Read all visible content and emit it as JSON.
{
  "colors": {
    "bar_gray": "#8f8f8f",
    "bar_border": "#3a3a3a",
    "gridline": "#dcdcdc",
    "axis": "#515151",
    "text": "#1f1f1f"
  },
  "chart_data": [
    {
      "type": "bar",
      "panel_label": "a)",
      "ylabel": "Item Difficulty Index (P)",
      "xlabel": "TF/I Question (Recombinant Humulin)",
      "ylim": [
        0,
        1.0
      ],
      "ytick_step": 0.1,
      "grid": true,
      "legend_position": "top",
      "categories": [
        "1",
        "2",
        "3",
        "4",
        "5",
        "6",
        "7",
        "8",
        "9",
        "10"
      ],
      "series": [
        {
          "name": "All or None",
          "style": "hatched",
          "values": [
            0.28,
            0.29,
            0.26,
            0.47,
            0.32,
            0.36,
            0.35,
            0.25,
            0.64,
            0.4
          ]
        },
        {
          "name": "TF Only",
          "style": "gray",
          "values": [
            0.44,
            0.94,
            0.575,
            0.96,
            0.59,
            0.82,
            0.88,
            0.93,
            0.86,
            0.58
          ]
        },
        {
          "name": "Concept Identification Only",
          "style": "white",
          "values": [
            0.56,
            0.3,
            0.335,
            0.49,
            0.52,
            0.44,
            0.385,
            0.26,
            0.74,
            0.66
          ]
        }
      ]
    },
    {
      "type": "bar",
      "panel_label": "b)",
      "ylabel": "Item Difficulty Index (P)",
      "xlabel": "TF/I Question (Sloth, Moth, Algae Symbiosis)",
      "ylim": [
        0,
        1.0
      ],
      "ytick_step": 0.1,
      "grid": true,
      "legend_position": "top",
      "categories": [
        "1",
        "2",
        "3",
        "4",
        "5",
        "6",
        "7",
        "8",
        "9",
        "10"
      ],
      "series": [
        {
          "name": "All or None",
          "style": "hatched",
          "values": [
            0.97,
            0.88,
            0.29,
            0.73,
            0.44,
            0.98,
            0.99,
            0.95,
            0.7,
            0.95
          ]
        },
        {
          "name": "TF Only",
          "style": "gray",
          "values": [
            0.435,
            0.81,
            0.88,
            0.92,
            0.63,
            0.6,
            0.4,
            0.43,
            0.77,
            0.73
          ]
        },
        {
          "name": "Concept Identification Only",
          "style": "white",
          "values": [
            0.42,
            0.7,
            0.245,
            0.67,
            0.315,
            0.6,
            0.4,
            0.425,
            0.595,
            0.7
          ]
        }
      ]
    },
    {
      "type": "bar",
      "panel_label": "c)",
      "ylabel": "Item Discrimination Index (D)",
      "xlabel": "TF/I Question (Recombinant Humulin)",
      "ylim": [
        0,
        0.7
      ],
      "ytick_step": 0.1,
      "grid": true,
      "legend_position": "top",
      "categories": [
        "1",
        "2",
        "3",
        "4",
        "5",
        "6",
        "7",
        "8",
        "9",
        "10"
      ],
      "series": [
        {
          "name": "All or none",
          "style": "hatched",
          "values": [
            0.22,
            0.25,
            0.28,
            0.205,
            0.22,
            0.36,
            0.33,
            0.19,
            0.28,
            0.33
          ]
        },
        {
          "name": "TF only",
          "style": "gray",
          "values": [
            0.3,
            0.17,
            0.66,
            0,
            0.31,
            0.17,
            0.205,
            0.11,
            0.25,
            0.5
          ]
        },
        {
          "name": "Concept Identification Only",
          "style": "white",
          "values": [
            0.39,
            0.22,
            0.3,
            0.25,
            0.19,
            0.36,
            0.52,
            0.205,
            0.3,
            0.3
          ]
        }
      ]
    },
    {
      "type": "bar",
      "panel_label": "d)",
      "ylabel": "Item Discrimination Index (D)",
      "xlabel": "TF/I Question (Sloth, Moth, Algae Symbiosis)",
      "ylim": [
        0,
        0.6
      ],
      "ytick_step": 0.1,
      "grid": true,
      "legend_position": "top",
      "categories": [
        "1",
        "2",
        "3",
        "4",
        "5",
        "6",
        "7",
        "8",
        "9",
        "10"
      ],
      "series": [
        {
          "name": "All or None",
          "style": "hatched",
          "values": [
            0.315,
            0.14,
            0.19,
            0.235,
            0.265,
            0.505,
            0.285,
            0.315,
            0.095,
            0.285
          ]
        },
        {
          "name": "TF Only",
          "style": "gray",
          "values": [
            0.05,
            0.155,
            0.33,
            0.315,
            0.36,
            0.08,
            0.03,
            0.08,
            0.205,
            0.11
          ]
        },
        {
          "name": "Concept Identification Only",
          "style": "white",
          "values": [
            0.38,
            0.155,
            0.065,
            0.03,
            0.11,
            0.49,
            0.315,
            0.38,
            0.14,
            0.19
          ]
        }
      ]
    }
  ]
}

****************

Restate each record exactly as written.

COMPLETE RESPONSE -
Read all visible content and emit it as JSON.
{
  "colors": {
    "bar_gray": "#8f8f8f",
    "bar_border": "#3a3a3a",
    "gridline": "#dcdcdc",
    "axis": "#515151",
    "text": "#1f1f1f"
  },
  "chart_data": [
    {
      "type": "bar",
      "panel_label": "a)",
      "ylabel": "Item Difficulty Index (P)",
      "xlabel": "TF/I Question (Recombinant Humulin)",
      "ylim": [
        0,
        1.0
      ],
      "ytick_step": 0.1,
      "grid": true,
      "legend_position": "top",
      "categories": [
        "1",
        "2",
        "3",
        "4",
        "5",
        "6",
        "7",
        "8",
        "9",
        "10"
      ],
      "series": [
        {
          "name": "All or None",
          "style": "hatched",
          "values": [
            0.28,
            0.29,
            0.26,
            0.47,
            0.32,
            0.36,
            0.35,
            0.25,
            0.64,
            0.4
          ]
        },
        {
          "name": "TF Only",
          "style": "gray",
          "values": [
            0.44,
            0.94,
            0.575,
            0.96,
            0.59,
            0.82,
            0.88,
            0.93,
            0.86,
            0.58
          ]
        },
        {
          "name": "Concept Identification Only",
          "style": "white",
          "values": [
            0.56,
            0.3,
            0.335,
            0.49,
            0.52,
            0.44,
            0.385,
            0.26,
            0.74,
            0.66
          ]
        }
      ]
    },
    {
      "type": "bar",
      "panel_label": "b)",
      "ylabel": "Item Difficulty Index (P)",
      "xlabel": "TF/I Question (Sloth, Moth, Algae Symbiosis)",
      "ylim": [
        0,
        1.0
      ],
      "ytick_step": 0.1,
      "grid": true,
      "legend_position": "top",
      "categories": [
        "1",
        "2",
        "3",
        "4",
        "5",
        "6",
        "7",
        "8",
        "9",
        "10"
      ],
      "series": [
        {
          "name": "All or None",
          "style": "hatched",
          "values": [
            0.97,
            0.88,
            0.29,
            0.73,
            0.44,
            0.98,
            0.99,
            0.95,
            0.7,
            0.95
          ]
        },
        {
          "name": "TF Only",
          "style": "gray",
          "values": [
            0.435,
            0.81,
            0.88,
            0.92,
            0.63,
            0.6,
            0.4,
            0.43,
            0.77,
            0.73
          ]
        },
        {
          "name": "Concept Identification Only",
          "style": "white",
          "values": [
            0.42,
            0.7,
            0.245,
            0.67,
            0.315,
            0.6,
            0.4,
            0.425,
            0.595,
            0.7
          ]
        }
      ]
    },
    {
      "type": "bar",
      "panel_label": "c)",
      "ylabel": "Item Discrimination Index (D)",
      "xlabel": "TF/I Question (Recombinant Humulin)",
      "ylim": [
        0,
        0.7
      ],
      "ytick_step": 0.1,
      "grid": true,
      "legend_position": "top",
      "categories": [
        "1",
        "2",
        "3",
        "4",
        "5",
        "6",
        "7",
        "8",
        "9",
        "10"
      ],
      "series": [
        {
          "name": "All or none",
          "style": "hatched",
          "values": [
            0.22,
            0.25,
            0.28,
            0.205,
            0.22,
            0.36,
            0.33,
            0.19,
            0.28,
            0.33
          ]
        },
        {
          "name": "TF only",
          "style": "gray",
          "values": [
            0.3,
            0.17,
            0.66,
            0,
            0.31,
            0.17,
            0.205,
            0.11,
            0.25,
            0.5
          ]
        },
        {
          "name": "Concept Identification Only",
          "style": "white",
          "values": [
            0.39,
            0.22,
            0.3,
            0.25,
            0.19,
            0.36,
            0.52,
            0.205,
            0.3,
            0.3
          ]
        }
      ]
    },
    {
      "type": "bar",
      "panel_label": "d)",
      "ylabel": "Item Discrimination Index (D)",
      "xlabel": "TF/I Question (Sloth, Moth, Algae Symbiosis)",
      "ylim": [
        0,
        0.6
      ],
      "ytick_step": 0.1,
      "grid": true,
      "legend_position": "top",
      "categories": [
        "1",
        "2",
        "3",
        "4",
        "5",
        "6",
        "7",
        "8",
        "9",
        "10"
      ],
      "series": [
        {
          "name": "All or None",
          "style": "hatched",
          "values": [
            0.315,
            0.14,
            0.19,
            0.235,
            0.265,
            0.505,
            0.285,
            0.315,
            0.095,
            0.285
          ]
        },
        {
          "name": "TF Only",
          "style": "gray",
          "values": [
            0.05,
            0.155,
            0.33,
            0.315,
            0.36,
            0.08,
            0.03,
            0.08,
            0.205,
            0.11
          ]
        },
        {
          "name": "Concept Identification Only",
          "style": "white",
          "values": [
            0.38,
            0.155,
            0.065,
            0.03,
            0.11,
            0.49,
            0.315,
            0.38,
            0.14,
            0.19
          ]
        }
      ]
    }
  ]
}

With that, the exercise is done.